Problem to solve:
Copy out every line that contains "JSON".

= = =

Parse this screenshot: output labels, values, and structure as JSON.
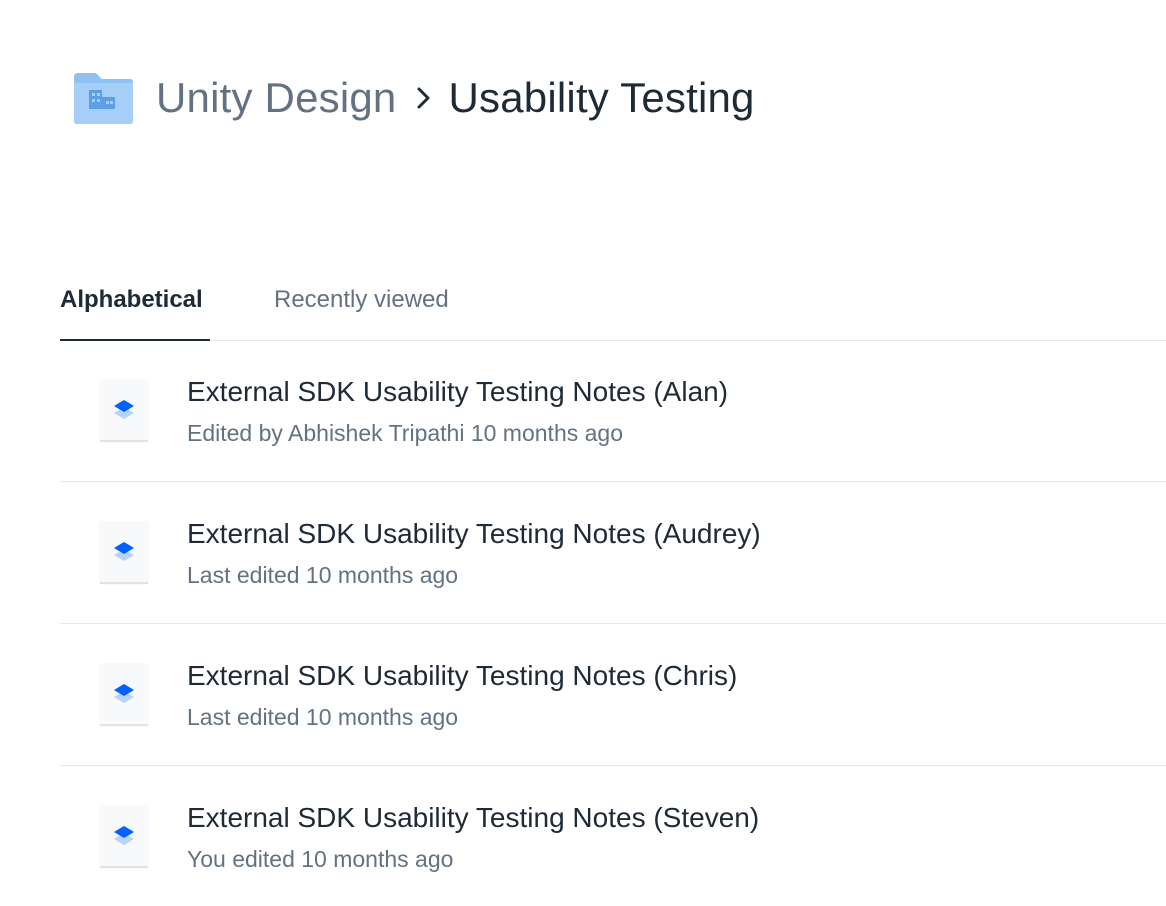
{
  "breadcrumb": {
    "parent": "Unity Design",
    "current": "Usability Testing",
    "folder_icon": "team-folder-icon",
    "separator_icon": "chevron-right-icon"
  },
  "tabs": [
    {
      "label": "Alphabetical",
      "active": true
    },
    {
      "label": "Recently viewed",
      "active": false
    }
  ],
  "documents": [
    {
      "title": "External SDK Usability Testing Notes (Alan)",
      "subtitle": "Edited by Abhishek Tripathi 10 months ago",
      "icon": "paper-doc-icon"
    },
    {
      "title": "External SDK Usability Testing Notes (Audrey)",
      "subtitle": "Last edited 10 months ago",
      "icon": "paper-doc-icon"
    },
    {
      "title": "External SDK Usability Testing Notes (Chris)",
      "subtitle": "Last edited 10 months ago",
      "icon": "paper-doc-icon"
    },
    {
      "title": "External SDK Usability Testing Notes (Steven)",
      "subtitle": "You edited 10 months ago",
      "icon": "paper-doc-icon"
    }
  ],
  "colors": {
    "accent": "#0061fe",
    "folder": "#90c2f5",
    "text_primary": "#1e2a36",
    "text_secondary": "#637282"
  }
}
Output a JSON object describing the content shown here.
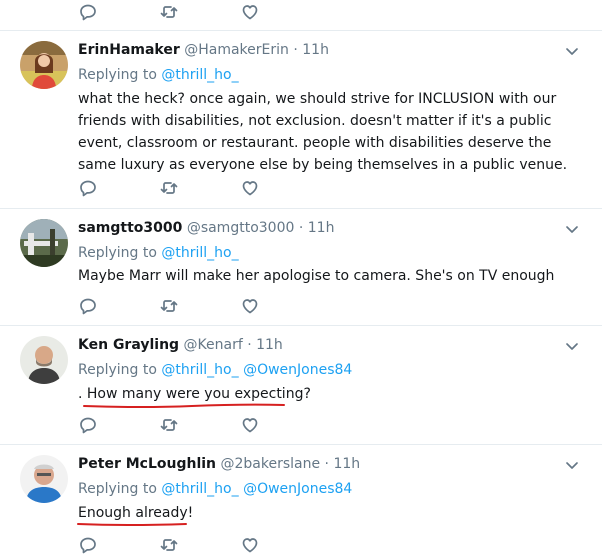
{
  "tweets": [
    {
      "name": "ErinHamaker",
      "handle": "@HamakerErin",
      "sep": "·",
      "time": "11h",
      "replying_prefix": "Replying to",
      "mentions": [
        "@thrill_ho_"
      ],
      "text": "what the heck? once again, we should strive for INCLUSION with our friends with disabilities, not exclusion. doesn't matter if it's a public event, classroom or restaurant. people with disabilities deserve the same luxury as everyone else by being themselves in a public venue."
    },
    {
      "name": "samgtto3000",
      "handle": "@samgtto3000",
      "sep": "·",
      "time": "11h",
      "replying_prefix": "Replying to",
      "mentions": [
        "@thrill_ho_"
      ],
      "text": "Maybe Marr will make her apologise to camera. She's on TV enough"
    },
    {
      "name": "Ken Grayling",
      "handle": "@Kenarf",
      "sep": "·",
      "time": "11h",
      "replying_prefix": "Replying to",
      "mentions": [
        "@thrill_ho_",
        "@OwenJones84"
      ],
      "text": ". How many were you expecting?"
    },
    {
      "name": "Peter McLoughlin",
      "handle": "@2bakerslane",
      "sep": "·",
      "time": "11h",
      "replying_prefix": "Replying to",
      "mentions": [
        "@thrill_ho_",
        "@OwenJones84"
      ],
      "text": "Enough already!"
    }
  ],
  "icons": {
    "reply": "reply-icon",
    "retweet": "retweet-icon",
    "like": "like-icon",
    "more": "chevron-down-icon"
  },
  "colors": {
    "link": "#1da1f2",
    "muted": "#657786",
    "divider": "#e6ecf0",
    "annotation": "#d62020"
  }
}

= = =

Task answer:
Parse this screenshot: output labels, values, and structure as JSON.
Output a JSON object describing the content shown here.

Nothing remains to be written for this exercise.